BEGIN Supplied records

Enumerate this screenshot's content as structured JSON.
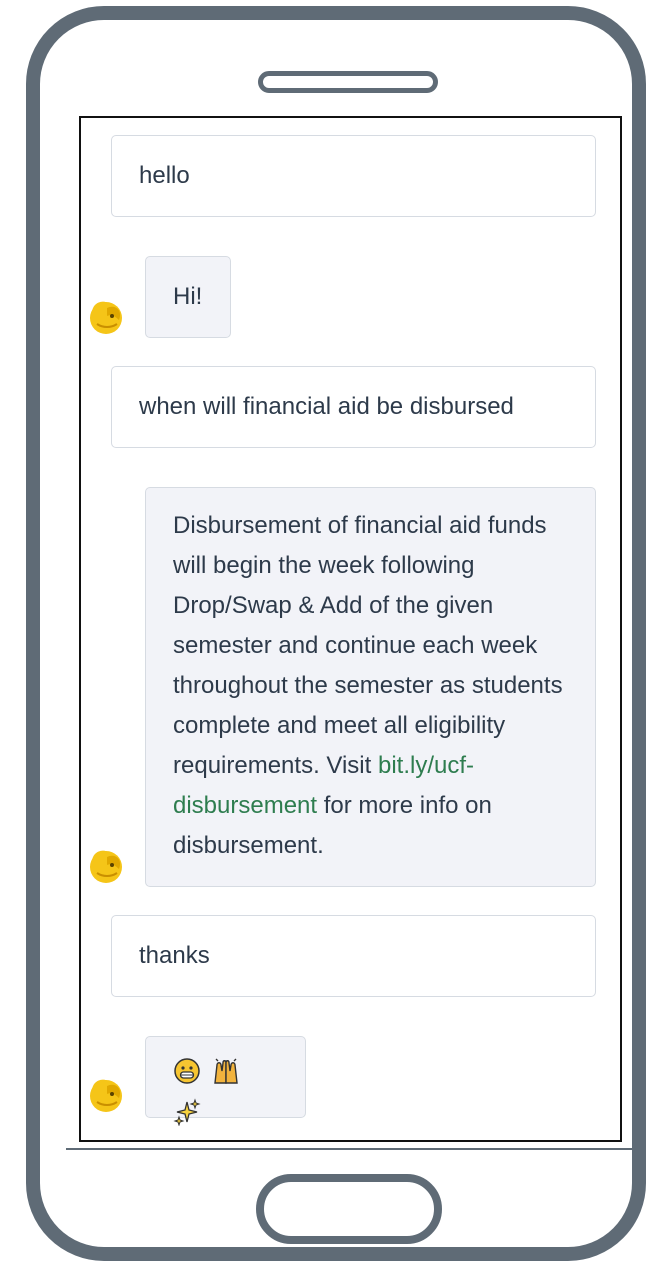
{
  "messages": [
    {
      "role": "user",
      "text": "hello"
    },
    {
      "role": "bot",
      "text": "Hi!"
    },
    {
      "role": "user",
      "text": "when will financial aid be disbursed"
    },
    {
      "role": "bot",
      "text_before": "Disbursement of financial aid funds will begin the week following Drop/Swap & Add of the given semester and continue each week throughout the semester as students complete and meet all eligibility requirements. Visit ",
      "link_text": "bit.ly/ucf-disbursement",
      "text_after": " for more info on disbursement."
    },
    {
      "role": "user",
      "text": "thanks"
    },
    {
      "role": "bot",
      "emojis": [
        "grinning-face",
        "raising-hands",
        "sparkles"
      ]
    }
  ],
  "colors": {
    "frame": "#5f6b76",
    "bot_bubble": "#f2f3f8",
    "user_bubble": "#ffffff",
    "link": "#2e7d4f",
    "avatar": "#f5c518"
  },
  "avatar_icon": "ucf-pegasus-icon"
}
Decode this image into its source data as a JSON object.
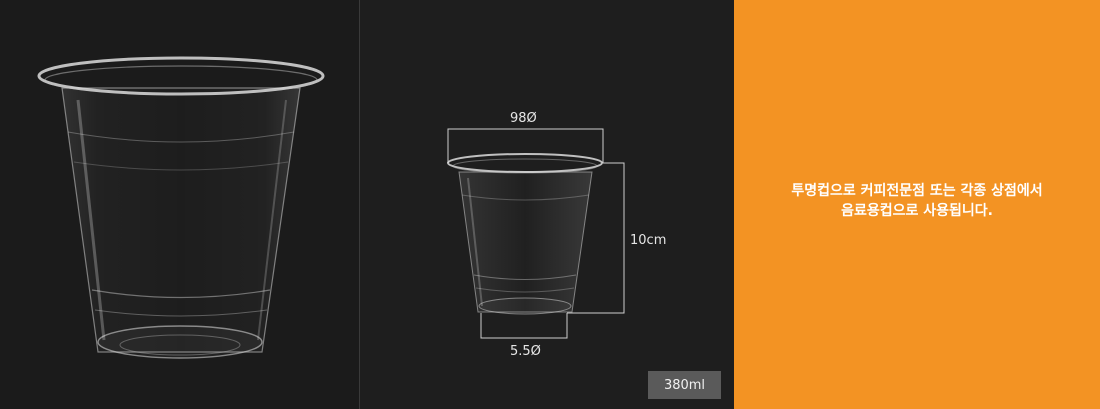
{
  "product": {
    "dimensions": {
      "top_diameter": "98Ø",
      "height": "10cm",
      "bottom_diameter": "5.5Ø"
    },
    "volume_label": "380ml",
    "description": {
      "line1": "투명컵으로 커피전문점 또는 각종 상점에서",
      "line2": "음료용컵으로 사용됩니다."
    }
  },
  "colors": {
    "accent_panel": "#f39323",
    "dark_background": "#1e1e1e",
    "badge": "#5a5a5a"
  }
}
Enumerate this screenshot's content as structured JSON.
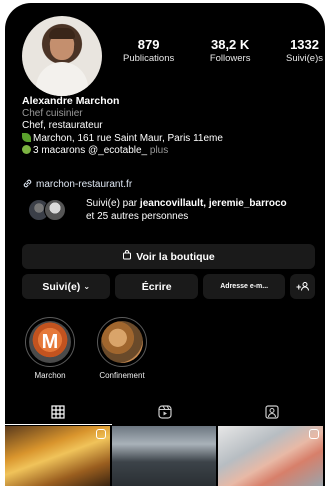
{
  "profile": {
    "stats": [
      {
        "value": "879",
        "label": "Publications"
      },
      {
        "value": "38,2 K",
        "label": "Followers"
      },
      {
        "value": "1332",
        "label": "Suivi(e)s"
      }
    ],
    "name": "Alexandre Marchon",
    "bio_line1": "Chef cuisinier",
    "bio_line2": "Chef, restaurateur",
    "bio_line3": "Marchon, 161 rue Saint Maur, Paris 11eme",
    "bio_line4": "3 macarons @_ecotable_",
    "bio_more": "plus",
    "link": "marchon-restaurant.fr",
    "followed_prefix": "Suivi(e) par",
    "followed_names": "jeancovillault, jeremie_barroco",
    "followed_suffix": "et 25 autres personnes"
  },
  "buttons": {
    "shop": "Voir la boutique",
    "following": "Suivi(e)",
    "message": "Écrire",
    "email": "Adresse e-m...",
    "add_person": "+"
  },
  "highlights": [
    {
      "label": "Marchon",
      "letter": "M"
    },
    {
      "label": "Confinement"
    }
  ],
  "icons": {
    "link": "link-icon",
    "shop": "shopping-bag-icon",
    "grid": "grid-icon",
    "reels": "reels-icon",
    "tagged": "tagged-icon"
  }
}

END Supplied records

__What is being asked__
In the records above, locate every line with the string "Chef" and copy it.

__Exercise result__
    "bio_line1": "Chef cuisinier",
    "bio_line2": "Chef, restaurateur",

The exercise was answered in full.